Every entry must be duplicated precisely as written.
- - -
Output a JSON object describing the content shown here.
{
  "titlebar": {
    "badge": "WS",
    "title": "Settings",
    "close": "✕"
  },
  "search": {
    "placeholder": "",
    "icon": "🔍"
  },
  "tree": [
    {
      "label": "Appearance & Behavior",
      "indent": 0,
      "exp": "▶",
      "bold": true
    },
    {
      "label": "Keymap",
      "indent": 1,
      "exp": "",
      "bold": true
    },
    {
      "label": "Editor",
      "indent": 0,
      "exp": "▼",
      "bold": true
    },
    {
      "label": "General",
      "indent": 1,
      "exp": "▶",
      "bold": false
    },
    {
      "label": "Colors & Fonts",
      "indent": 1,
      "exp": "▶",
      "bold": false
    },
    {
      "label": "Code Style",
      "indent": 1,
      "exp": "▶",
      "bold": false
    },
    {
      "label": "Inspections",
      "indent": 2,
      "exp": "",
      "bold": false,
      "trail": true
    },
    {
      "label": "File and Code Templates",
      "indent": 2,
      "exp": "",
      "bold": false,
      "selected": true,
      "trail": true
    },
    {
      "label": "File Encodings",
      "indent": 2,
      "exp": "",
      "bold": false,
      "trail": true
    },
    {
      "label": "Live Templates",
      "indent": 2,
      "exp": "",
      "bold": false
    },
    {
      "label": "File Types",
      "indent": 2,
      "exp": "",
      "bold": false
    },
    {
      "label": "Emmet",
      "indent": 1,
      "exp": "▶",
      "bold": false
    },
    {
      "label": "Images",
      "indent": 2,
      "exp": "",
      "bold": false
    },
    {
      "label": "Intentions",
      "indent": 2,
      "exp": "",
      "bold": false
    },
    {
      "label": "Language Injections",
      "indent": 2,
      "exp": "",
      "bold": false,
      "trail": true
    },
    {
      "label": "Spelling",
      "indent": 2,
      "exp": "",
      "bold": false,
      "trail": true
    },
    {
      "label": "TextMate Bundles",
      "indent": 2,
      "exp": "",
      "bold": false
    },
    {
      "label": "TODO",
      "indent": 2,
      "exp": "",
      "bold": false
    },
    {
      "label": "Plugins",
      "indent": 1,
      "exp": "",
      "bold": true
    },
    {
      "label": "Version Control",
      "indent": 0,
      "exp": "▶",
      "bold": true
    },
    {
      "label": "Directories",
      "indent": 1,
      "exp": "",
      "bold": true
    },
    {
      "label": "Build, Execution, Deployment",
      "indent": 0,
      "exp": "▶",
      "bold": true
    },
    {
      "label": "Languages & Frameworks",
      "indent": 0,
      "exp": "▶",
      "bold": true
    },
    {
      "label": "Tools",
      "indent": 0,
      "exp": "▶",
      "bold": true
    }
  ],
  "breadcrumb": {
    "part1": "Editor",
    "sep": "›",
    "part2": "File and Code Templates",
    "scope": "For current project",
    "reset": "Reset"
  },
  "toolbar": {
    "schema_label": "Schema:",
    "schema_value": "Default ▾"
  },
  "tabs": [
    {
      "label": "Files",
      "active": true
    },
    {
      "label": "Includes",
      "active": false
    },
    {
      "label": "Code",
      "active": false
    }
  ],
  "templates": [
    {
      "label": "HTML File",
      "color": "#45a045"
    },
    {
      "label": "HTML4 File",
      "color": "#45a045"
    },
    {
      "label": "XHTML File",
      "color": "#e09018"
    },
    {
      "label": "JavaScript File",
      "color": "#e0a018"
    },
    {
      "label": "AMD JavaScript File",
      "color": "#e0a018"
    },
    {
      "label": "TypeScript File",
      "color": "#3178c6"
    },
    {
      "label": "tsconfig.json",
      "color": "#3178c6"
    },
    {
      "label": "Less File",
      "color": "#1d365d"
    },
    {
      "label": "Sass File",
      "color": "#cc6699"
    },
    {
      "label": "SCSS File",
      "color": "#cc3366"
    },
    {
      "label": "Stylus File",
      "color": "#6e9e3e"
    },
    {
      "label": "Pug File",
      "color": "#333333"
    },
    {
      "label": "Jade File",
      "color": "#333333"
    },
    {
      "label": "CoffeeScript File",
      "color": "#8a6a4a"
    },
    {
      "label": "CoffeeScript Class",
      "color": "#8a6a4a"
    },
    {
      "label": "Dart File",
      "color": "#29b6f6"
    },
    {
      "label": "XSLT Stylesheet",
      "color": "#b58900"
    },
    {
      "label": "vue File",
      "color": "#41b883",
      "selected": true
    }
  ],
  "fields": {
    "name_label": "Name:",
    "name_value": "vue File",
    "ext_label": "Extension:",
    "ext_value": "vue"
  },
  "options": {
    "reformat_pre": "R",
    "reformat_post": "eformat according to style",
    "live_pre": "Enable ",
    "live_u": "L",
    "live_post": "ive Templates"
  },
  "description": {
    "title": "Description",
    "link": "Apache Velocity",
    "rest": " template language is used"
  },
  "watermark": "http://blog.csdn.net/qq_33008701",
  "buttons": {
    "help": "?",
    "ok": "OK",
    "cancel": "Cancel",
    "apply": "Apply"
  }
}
- - -
### RESULT OF THE TASK
Output a JSON object describing the content shown here.
{
  "titlebar": {
    "badge": "WS",
    "title": "Settings",
    "close": "✕"
  },
  "search": {
    "placeholder": "",
    "icon": "🔍"
  },
  "tree": [
    {
      "label": "Appearance & Behavior",
      "indent": 0,
      "exp": "▶",
      "bold": true
    },
    {
      "label": "Keymap",
      "indent": 1,
      "exp": "",
      "bold": true
    },
    {
      "label": "Editor",
      "indent": 0,
      "exp": "▼",
      "bold": true
    },
    {
      "label": "General",
      "indent": 1,
      "exp": "▶",
      "bold": false
    },
    {
      "label": "Colors & Fonts",
      "indent": 1,
      "exp": "▶",
      "bold": false
    },
    {
      "label": "Code Style",
      "indent": 1,
      "exp": "▶",
      "bold": false
    },
    {
      "label": "Inspections",
      "indent": 2,
      "exp": "",
      "bold": false,
      "trail": true
    },
    {
      "label": "File and Code Templates",
      "indent": 2,
      "exp": "",
      "bold": false,
      "selected": true,
      "trail": true
    },
    {
      "label": "File Encodings",
      "indent": 2,
      "exp": "",
      "bold": false,
      "trail": true
    },
    {
      "label": "Live Templates",
      "indent": 2,
      "exp": "",
      "bold": false
    },
    {
      "label": "File Types",
      "indent": 2,
      "exp": "",
      "bold": false
    },
    {
      "label": "Emmet",
      "indent": 1,
      "exp": "▶",
      "bold": false
    },
    {
      "label": "Images",
      "indent": 2,
      "exp": "",
      "bold": false
    },
    {
      "label": "Intentions",
      "indent": 2,
      "exp": "",
      "bold": false
    },
    {
      "label": "Language Injections",
      "indent": 2,
      "exp": "",
      "bold": false,
      "trail": true
    },
    {
      "label": "Spelling",
      "indent": 2,
      "exp": "",
      "bold": false,
      "trail": true
    },
    {
      "label": "TextMate Bundles",
      "indent": 2,
      "exp": "",
      "bold": false
    },
    {
      "label": "TODO",
      "indent": 2,
      "exp": "",
      "bold": false
    },
    {
      "label": "Plugins",
      "indent": 1,
      "exp": "",
      "bold": true
    },
    {
      "label": "Version Control",
      "indent": 0,
      "exp": "▶",
      "bold": true
    },
    {
      "label": "Directories",
      "indent": 1,
      "exp": "",
      "bold": true
    },
    {
      "label": "Build, Execution, Deployment",
      "indent": 0,
      "exp": "▶",
      "bold": true
    },
    {
      "label": "Languages & Frameworks",
      "indent": 0,
      "exp": "▶",
      "bold": true
    },
    {
      "label": "Tools",
      "indent": 0,
      "exp": "▶",
      "bold": true
    }
  ],
  "breadcrumb": {
    "part1": "Editor",
    "sep": "›",
    "part2": "File and Code Templates",
    "scope": "For current project",
    "reset": "Reset"
  },
  "toolbar": {
    "schema_label": "Schema:",
    "schema_value": "Default ▾"
  },
  "tabs": [
    {
      "label": "Files",
      "active": true
    },
    {
      "label": "Includes",
      "active": false
    },
    {
      "label": "Code",
      "active": false
    }
  ],
  "templates": [
    {
      "label": "HTML File",
      "color": "#45a045"
    },
    {
      "label": "HTML4 File",
      "color": "#45a045"
    },
    {
      "label": "XHTML File",
      "color": "#e09018"
    },
    {
      "label": "JavaScript File",
      "color": "#e0a018"
    },
    {
      "label": "AMD JavaScript File",
      "color": "#e0a018"
    },
    {
      "label": "TypeScript File",
      "color": "#3178c6"
    },
    {
      "label": "tsconfig.json",
      "color": "#3178c6"
    },
    {
      "label": "Less File",
      "color": "#1d365d"
    },
    {
      "label": "Sass File",
      "color": "#cc6699"
    },
    {
      "label": "SCSS File",
      "color": "#cc3366"
    },
    {
      "label": "Stylus File",
      "color": "#6e9e3e"
    },
    {
      "label": "Pug File",
      "color": "#333333"
    },
    {
      "label": "Jade File",
      "color": "#333333"
    },
    {
      "label": "CoffeeScript File",
      "color": "#8a6a4a"
    },
    {
      "label": "CoffeeScript Class",
      "color": "#8a6a4a"
    },
    {
      "label": "Dart File",
      "color": "#29b6f6"
    },
    {
      "label": "XSLT Stylesheet",
      "color": "#b58900"
    },
    {
      "label": "vue File",
      "color": "#41b883",
      "selected": true
    }
  ],
  "fields": {
    "name_label": "Name:",
    "name_value": "vue File",
    "ext_label": "Extension:",
    "ext_value": "vue"
  },
  "options": {
    "reformat_pre": "R",
    "reformat_post": "eformat according to style",
    "live_pre": "Enable ",
    "live_u": "L",
    "live_post": "ive Templates"
  },
  "description": {
    "title": "Description",
    "link": "Apache Velocity",
    "rest": " template language is used"
  },
  "watermark": "http://blog.csdn.net/qq_33008701",
  "buttons": {
    "help": "?",
    "ok": "OK",
    "cancel": "Cancel",
    "apply": "Apply"
  }
}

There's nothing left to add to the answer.